Y al César...

Al llegar el mes de abril de cada año, todos los españolitos en edad de merecer, nos aprestamos a cumplir con nuestras obligaciones como contribuyentes. En estos días, desde diversos estamentos, se nos recomienda marcar con una cruz los dos casilleros que se encuentran al final de nuestra declaración. Esto revierte en la entrega del 0,7% de lo tributado a La Iglesia Católica y otro 0,7 a otras instituciones solidarias. Si además hemos estado aportando cuotas a lo largo del año a Caritas, Bancos de Alimentos u otras instituciones similares, nos podemos descontar de los ingresos el 25% de nuestra colaboración económica a dichas entidades.

      El motivo de esta reflexión no es iluminar nuestros conocimientos fiscales, ni mejorar nuestra declaración. Mi reflexión se detiene en el compromiso de contribuir al mantenimiento de nuestra Iglesia que tenemos los fieles católicos. En la medida que seamos conscientes de esto, podremos desvincularnos del Estado y de aquellas personas que, al no ser creyentes ni tener ninguna relación con nuestra Iglesia, no tienen que participar de su financiación.

__Acción requerida__.
Escribe la continuación del texto sobre la declaración de la renta y la financiación de la Iglesia, a partir de su última frase. Las líneas que vienen a continuación proceden de otra fuente.

__Líneas proporcionadas__.
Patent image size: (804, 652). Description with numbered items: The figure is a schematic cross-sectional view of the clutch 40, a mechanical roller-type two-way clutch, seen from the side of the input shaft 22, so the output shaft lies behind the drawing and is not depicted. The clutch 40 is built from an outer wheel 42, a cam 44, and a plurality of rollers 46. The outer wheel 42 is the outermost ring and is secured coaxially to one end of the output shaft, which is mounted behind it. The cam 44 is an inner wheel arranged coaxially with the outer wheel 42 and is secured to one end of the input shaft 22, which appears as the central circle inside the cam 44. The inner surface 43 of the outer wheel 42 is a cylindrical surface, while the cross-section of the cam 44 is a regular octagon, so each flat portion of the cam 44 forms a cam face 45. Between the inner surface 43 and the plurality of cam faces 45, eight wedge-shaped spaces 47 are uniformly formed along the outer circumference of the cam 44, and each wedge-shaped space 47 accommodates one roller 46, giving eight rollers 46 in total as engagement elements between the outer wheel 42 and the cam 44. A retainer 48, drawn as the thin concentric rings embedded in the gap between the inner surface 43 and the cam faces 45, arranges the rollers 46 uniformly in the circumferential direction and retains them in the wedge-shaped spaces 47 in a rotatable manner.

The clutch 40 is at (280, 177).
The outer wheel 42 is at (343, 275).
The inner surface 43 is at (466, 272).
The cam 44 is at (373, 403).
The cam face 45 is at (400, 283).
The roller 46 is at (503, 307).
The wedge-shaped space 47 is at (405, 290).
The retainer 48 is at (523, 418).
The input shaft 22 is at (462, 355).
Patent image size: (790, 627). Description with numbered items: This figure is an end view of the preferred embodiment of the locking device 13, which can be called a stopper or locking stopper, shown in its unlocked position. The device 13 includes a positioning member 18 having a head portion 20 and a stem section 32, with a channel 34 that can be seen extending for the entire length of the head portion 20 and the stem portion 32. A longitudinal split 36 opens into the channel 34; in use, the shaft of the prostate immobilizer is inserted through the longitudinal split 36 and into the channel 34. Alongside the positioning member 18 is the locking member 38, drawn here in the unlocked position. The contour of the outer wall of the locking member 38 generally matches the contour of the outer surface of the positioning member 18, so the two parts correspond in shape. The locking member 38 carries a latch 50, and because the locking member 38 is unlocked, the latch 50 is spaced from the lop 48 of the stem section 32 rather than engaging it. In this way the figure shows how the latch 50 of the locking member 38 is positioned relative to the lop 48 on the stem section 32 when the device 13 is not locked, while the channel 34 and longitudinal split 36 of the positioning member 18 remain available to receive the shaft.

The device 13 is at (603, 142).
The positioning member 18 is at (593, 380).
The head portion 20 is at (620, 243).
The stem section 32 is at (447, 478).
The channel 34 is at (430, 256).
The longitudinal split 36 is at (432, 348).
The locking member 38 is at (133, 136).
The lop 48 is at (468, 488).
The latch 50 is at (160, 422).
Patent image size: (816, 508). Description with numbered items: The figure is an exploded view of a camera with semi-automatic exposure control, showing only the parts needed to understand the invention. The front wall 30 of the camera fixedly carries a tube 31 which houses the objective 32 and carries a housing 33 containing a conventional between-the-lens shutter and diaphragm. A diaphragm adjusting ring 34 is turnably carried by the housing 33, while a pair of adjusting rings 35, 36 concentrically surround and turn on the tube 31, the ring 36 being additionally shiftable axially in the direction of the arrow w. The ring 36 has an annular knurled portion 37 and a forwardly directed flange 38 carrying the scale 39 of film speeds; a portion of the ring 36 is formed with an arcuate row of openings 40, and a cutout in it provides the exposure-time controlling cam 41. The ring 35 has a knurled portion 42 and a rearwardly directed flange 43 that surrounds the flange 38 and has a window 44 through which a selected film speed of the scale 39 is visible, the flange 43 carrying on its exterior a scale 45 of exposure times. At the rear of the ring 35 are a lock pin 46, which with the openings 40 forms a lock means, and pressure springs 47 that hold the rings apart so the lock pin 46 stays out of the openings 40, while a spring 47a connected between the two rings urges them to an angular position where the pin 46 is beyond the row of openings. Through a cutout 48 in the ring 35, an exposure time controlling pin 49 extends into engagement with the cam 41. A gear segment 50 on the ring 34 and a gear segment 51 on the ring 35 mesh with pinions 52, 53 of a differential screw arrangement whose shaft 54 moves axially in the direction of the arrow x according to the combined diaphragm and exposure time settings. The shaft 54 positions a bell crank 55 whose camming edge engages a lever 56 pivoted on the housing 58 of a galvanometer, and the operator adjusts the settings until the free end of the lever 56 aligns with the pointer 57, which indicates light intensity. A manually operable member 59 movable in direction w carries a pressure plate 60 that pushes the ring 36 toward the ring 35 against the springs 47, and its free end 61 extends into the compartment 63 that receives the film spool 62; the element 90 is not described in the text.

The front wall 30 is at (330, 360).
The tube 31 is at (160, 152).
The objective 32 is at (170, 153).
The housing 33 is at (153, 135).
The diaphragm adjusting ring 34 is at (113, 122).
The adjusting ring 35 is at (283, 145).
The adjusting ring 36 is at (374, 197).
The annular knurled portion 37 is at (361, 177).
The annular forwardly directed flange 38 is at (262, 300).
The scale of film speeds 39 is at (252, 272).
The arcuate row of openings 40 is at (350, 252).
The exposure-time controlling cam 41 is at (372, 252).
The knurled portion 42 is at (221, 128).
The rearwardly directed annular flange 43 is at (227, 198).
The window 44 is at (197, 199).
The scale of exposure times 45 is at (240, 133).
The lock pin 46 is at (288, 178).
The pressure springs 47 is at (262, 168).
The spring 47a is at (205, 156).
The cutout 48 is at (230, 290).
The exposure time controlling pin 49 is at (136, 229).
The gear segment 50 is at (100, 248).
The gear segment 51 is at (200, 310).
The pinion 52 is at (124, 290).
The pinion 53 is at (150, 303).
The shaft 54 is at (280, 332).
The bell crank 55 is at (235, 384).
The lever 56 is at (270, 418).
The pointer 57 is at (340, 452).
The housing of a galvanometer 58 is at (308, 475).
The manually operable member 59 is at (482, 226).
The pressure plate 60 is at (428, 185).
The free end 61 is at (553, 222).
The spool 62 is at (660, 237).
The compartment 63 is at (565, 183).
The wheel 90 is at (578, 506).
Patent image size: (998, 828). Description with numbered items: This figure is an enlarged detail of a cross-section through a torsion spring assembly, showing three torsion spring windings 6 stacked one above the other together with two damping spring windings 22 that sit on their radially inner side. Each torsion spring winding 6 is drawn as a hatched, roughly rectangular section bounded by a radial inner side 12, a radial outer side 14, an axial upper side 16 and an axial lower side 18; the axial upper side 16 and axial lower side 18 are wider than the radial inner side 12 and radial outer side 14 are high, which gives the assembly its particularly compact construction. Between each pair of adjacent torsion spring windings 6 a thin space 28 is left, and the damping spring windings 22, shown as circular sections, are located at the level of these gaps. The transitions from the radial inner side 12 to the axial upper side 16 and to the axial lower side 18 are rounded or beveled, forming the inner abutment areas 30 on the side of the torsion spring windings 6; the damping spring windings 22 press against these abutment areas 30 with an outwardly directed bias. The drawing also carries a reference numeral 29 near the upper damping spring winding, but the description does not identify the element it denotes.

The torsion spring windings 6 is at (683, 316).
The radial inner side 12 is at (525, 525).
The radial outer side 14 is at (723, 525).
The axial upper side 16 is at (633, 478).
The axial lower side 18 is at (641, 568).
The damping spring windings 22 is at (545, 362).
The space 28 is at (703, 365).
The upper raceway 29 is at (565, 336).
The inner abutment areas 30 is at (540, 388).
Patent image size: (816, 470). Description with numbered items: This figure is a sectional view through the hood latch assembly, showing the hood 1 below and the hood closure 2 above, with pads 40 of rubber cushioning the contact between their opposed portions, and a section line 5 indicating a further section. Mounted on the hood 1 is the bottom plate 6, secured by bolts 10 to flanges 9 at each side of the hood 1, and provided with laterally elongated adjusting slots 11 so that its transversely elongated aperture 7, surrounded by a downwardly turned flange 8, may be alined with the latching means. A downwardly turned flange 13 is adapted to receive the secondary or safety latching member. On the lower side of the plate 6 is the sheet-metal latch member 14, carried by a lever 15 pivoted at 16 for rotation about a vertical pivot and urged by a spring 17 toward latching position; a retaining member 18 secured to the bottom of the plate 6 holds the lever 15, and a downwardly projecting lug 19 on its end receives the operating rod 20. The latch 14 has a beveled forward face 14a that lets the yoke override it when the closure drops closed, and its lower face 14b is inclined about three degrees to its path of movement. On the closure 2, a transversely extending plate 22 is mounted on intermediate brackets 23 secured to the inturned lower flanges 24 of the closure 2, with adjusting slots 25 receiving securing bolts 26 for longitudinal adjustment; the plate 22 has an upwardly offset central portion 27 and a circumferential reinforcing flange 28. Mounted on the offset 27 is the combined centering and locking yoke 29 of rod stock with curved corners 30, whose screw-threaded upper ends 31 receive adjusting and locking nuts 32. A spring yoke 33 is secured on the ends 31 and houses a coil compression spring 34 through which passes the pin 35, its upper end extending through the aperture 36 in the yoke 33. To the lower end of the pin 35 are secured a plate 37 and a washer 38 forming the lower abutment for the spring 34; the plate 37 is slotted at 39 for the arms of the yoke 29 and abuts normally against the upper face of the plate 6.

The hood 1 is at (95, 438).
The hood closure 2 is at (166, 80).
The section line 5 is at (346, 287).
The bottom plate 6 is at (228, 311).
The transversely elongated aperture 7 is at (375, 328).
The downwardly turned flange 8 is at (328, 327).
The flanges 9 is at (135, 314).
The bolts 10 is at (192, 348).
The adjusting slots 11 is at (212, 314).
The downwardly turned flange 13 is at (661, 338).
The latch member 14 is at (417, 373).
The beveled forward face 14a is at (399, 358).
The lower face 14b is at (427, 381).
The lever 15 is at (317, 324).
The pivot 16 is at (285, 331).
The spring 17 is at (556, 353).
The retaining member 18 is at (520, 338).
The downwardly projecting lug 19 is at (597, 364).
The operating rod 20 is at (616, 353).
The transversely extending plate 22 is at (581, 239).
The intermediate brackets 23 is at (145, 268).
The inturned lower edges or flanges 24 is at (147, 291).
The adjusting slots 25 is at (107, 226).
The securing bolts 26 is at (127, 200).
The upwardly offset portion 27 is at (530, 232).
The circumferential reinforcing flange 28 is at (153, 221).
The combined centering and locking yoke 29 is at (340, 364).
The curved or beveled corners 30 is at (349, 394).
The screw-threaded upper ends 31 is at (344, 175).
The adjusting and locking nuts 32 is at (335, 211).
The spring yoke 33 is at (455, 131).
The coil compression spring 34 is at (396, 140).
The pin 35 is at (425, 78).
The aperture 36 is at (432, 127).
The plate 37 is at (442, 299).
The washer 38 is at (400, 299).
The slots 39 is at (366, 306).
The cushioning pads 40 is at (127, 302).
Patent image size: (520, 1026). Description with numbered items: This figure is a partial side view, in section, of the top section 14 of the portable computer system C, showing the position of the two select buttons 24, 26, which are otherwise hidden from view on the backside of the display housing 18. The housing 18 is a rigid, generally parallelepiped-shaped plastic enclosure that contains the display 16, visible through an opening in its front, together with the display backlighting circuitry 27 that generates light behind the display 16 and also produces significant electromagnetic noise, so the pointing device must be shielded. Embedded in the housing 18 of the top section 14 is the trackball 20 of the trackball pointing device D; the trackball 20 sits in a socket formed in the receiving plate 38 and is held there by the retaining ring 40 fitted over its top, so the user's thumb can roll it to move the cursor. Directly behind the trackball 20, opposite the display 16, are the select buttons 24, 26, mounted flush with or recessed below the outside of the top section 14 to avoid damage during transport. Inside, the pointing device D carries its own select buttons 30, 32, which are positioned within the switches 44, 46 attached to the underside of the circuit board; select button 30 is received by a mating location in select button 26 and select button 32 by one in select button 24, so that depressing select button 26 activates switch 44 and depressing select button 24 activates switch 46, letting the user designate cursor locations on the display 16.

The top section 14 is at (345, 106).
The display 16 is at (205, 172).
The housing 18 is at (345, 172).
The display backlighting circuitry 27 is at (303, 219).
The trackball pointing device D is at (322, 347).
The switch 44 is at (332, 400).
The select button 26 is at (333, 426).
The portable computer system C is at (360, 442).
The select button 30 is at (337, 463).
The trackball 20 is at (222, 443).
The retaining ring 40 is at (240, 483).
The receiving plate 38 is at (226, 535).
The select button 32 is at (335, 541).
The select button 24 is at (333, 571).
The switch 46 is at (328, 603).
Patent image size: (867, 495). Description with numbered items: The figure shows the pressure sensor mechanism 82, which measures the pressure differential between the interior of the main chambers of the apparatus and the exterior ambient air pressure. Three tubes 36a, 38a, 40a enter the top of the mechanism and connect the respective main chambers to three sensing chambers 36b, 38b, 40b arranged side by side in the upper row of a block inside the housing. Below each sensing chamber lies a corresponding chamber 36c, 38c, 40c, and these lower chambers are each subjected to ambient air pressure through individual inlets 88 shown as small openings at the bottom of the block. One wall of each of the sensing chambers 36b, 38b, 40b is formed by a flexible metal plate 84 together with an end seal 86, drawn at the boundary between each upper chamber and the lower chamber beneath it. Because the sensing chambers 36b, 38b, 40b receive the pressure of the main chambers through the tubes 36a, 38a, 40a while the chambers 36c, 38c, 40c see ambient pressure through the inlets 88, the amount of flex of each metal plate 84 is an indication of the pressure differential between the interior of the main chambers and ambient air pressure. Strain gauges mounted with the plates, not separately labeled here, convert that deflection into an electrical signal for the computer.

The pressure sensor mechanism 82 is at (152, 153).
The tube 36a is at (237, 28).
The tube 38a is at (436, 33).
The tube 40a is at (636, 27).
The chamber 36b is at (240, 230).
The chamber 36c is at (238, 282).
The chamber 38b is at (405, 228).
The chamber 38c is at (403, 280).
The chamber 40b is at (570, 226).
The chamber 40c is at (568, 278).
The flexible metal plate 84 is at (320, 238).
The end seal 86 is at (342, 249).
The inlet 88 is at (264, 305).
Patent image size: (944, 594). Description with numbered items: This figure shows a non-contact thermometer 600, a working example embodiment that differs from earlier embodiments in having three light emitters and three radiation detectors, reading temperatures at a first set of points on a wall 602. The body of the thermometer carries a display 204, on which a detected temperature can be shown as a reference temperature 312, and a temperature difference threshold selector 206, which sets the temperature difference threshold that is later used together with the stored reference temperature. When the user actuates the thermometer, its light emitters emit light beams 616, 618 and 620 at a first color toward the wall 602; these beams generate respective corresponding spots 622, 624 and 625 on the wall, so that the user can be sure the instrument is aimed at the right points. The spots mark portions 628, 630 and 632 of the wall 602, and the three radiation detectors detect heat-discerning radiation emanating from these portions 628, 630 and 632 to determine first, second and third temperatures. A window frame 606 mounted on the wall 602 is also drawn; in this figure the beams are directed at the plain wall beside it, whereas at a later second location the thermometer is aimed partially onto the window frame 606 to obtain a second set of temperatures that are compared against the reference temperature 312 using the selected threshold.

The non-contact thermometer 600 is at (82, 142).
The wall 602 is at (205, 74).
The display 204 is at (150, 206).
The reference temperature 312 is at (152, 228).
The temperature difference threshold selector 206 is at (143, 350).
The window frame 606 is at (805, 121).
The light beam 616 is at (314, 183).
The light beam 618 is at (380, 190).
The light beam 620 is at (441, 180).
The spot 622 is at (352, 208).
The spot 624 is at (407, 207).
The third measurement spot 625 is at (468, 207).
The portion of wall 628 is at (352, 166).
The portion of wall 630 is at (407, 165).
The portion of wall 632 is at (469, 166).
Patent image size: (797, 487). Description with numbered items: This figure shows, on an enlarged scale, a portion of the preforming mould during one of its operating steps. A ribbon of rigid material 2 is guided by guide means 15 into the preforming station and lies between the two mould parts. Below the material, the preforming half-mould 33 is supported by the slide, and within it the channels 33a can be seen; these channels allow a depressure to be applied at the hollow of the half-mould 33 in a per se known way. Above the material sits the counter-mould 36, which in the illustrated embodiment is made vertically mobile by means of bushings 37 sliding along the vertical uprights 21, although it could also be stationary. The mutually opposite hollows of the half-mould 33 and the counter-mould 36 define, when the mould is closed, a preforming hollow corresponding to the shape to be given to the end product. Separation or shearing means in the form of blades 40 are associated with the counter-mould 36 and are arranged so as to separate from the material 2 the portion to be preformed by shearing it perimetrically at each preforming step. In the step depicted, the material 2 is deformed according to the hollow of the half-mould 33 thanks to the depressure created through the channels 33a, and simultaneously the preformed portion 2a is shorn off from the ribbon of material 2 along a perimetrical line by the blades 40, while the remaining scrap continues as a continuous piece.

__Respuesta__.
     En una palabra: mi teoría, que vengo manteniendo desde siempre, es que los creyentes nos tendremos que involucrar más en los gastos de nuestra comunidad cristiana y el mantenimiento de sus servicios y sus servidores. Aunque seamos más pobres. Pero seremos más evangélicos. Si todos cuantos participamos en actos litúrgicos y celebraciones sacramentales (en España somos un alto porcentaje), aportáramos una pequeña cuota mensual, podríamos mantener nuestros templos y ayudar a los más necesitados.

     Cuando contemplo las actividades de las primeras comunidades cristianas, me imagino lo que podrían ser las nuestras si, como aquellas, practicáramos las cuatro perseverancias de las que se nos habla en los Hechos de los Apóstoles. Esto es una utopía. Lo mismo que el mensaje de Jesús. Pero es factible.

   Si volvemos a la realidad actual, nos conformaremos con que muchos de nosotros seamos conscientes que la Iglesia será lo que seamos y queramos nosotros. Aportemos a Caritas cuanto podamos y pongamos la cruz en la declaración. Con ello haremos de Cirineos de las muchas cruces que hay por nuestro mundo. A Dios lo que es de Dios y al Cesar lo que es del Cesar.